--- BEGIN ---
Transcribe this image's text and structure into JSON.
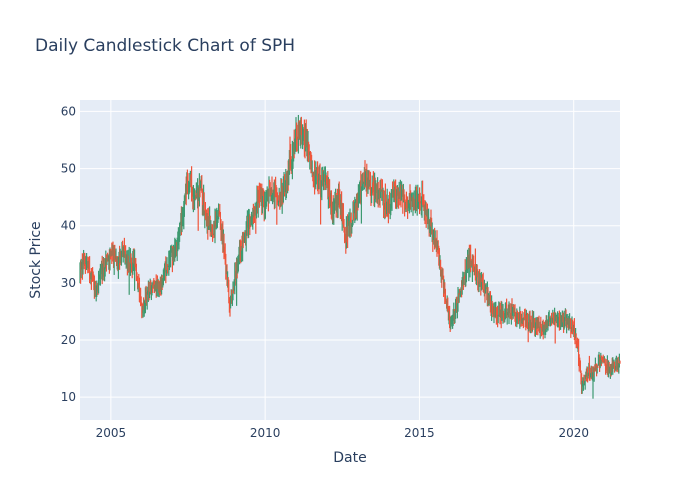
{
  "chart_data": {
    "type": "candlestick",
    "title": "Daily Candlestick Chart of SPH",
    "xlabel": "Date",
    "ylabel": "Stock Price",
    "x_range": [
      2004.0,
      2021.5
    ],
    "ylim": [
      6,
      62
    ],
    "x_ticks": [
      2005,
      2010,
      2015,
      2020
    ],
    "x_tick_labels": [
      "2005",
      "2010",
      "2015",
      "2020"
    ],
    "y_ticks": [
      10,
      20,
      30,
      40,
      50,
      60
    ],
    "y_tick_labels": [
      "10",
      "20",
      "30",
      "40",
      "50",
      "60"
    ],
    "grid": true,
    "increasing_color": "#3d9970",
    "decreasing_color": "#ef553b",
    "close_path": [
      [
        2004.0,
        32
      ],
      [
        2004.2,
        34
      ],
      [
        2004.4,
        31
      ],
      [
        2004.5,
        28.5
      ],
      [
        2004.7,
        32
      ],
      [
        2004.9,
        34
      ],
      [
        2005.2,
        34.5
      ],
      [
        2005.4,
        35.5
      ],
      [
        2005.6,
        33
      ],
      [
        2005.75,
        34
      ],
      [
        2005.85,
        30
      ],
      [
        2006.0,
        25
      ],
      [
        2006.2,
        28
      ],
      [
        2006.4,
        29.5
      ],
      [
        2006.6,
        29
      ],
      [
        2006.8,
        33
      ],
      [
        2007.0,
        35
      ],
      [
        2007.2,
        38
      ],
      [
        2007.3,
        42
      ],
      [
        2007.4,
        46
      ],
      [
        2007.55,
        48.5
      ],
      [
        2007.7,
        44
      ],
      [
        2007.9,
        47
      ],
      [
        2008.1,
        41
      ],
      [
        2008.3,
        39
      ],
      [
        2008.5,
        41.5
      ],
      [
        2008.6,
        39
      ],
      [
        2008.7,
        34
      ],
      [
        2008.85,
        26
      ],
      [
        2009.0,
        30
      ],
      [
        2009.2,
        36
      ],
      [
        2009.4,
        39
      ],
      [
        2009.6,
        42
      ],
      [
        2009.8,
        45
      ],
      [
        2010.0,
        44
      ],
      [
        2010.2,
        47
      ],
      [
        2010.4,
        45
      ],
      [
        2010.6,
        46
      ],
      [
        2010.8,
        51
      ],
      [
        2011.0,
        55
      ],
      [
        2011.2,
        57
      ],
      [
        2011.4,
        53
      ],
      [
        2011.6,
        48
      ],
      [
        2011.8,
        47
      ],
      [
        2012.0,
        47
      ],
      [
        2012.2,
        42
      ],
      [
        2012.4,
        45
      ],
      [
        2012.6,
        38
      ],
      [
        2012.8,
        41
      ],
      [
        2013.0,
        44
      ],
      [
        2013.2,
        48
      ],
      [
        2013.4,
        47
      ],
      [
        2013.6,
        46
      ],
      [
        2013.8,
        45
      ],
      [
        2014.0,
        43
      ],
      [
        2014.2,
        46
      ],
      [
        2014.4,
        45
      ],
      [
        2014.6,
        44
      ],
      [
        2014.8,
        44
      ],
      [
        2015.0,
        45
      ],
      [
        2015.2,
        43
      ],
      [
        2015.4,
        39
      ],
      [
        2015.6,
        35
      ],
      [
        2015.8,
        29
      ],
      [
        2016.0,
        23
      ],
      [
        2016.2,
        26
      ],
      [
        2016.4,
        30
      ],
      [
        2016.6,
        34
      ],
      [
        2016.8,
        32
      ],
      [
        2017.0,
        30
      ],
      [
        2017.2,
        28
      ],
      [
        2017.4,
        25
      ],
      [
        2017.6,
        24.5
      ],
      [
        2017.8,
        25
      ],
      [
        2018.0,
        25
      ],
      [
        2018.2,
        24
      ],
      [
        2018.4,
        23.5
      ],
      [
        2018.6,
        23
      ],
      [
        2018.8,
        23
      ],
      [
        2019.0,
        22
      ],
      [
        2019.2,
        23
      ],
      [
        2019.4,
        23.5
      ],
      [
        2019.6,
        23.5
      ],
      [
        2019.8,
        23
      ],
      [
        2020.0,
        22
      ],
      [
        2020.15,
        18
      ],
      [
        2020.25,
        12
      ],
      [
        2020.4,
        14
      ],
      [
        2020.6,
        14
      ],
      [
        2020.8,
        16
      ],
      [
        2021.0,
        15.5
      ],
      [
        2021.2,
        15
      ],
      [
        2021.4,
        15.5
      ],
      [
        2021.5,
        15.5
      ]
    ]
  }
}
--- END ---
--- BEGIN ---
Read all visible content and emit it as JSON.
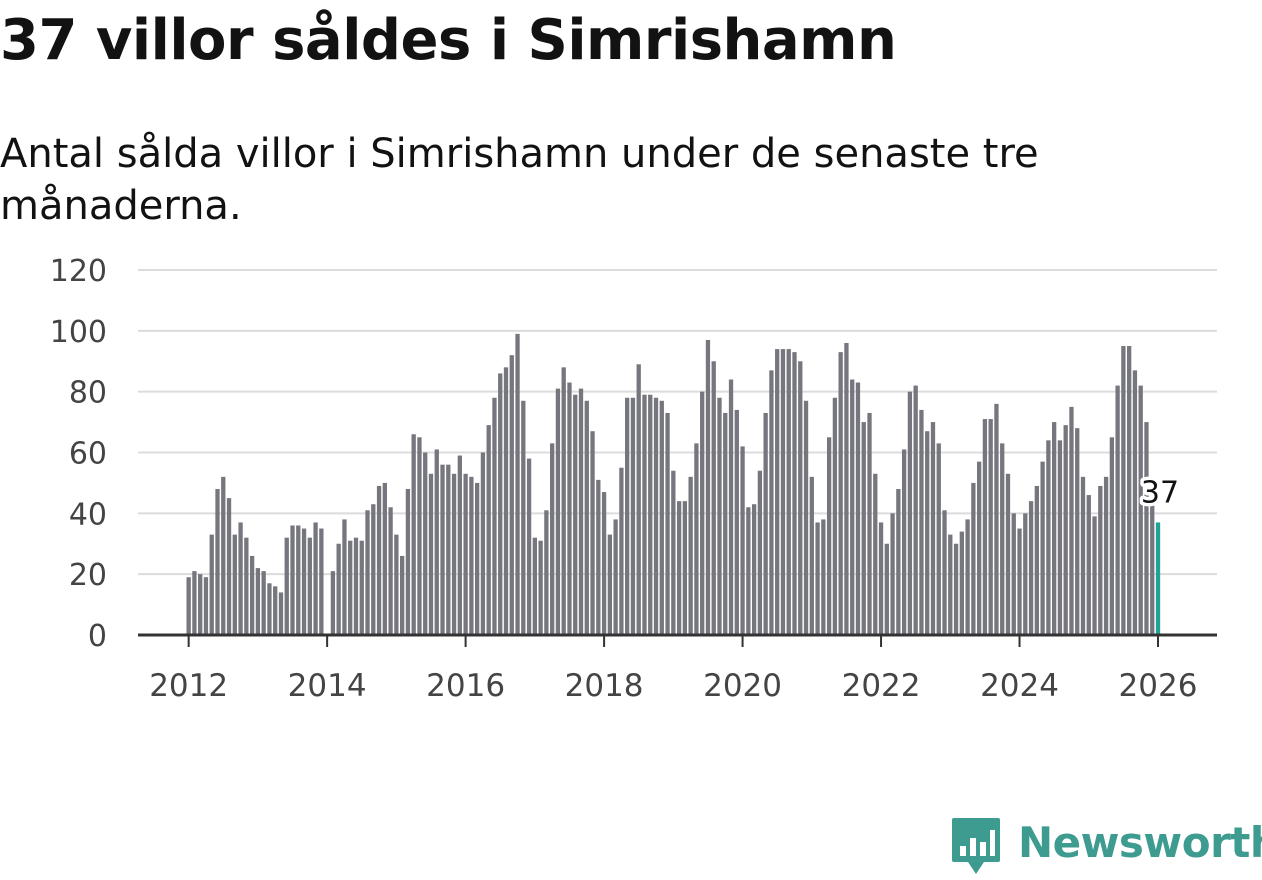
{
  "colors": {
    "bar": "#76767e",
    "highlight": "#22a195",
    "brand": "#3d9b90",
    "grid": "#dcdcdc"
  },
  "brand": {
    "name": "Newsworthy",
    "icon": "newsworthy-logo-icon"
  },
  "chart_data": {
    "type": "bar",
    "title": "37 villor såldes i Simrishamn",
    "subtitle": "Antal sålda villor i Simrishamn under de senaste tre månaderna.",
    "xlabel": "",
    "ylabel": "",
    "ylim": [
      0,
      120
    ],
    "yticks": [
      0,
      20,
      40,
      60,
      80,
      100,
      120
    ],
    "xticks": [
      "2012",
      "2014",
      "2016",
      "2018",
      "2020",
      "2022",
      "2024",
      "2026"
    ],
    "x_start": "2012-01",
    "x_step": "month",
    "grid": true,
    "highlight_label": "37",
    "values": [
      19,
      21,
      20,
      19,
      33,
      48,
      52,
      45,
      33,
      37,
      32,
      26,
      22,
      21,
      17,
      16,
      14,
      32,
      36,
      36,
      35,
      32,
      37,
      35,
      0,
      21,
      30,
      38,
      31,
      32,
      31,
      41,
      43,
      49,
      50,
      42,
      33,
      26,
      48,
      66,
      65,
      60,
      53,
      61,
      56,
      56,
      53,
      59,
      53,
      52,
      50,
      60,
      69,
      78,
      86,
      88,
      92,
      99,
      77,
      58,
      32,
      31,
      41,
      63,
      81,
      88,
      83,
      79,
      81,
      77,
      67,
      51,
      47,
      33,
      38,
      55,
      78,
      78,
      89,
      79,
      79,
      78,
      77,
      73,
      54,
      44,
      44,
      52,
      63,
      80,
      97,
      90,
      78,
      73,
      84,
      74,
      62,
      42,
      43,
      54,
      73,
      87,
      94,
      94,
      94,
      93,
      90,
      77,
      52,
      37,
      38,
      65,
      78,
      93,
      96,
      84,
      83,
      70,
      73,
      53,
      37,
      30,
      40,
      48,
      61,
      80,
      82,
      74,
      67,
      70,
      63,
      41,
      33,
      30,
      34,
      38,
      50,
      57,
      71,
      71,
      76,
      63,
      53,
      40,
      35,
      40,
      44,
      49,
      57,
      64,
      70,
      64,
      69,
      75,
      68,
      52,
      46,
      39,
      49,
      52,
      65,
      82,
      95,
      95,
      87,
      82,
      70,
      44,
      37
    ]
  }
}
--- END ---
**WHAT THIS TASK INVOLVES:**
For the entries above, state how many lines contain the word "villor". Provide the number by itself.

**TASK RESULT:**
2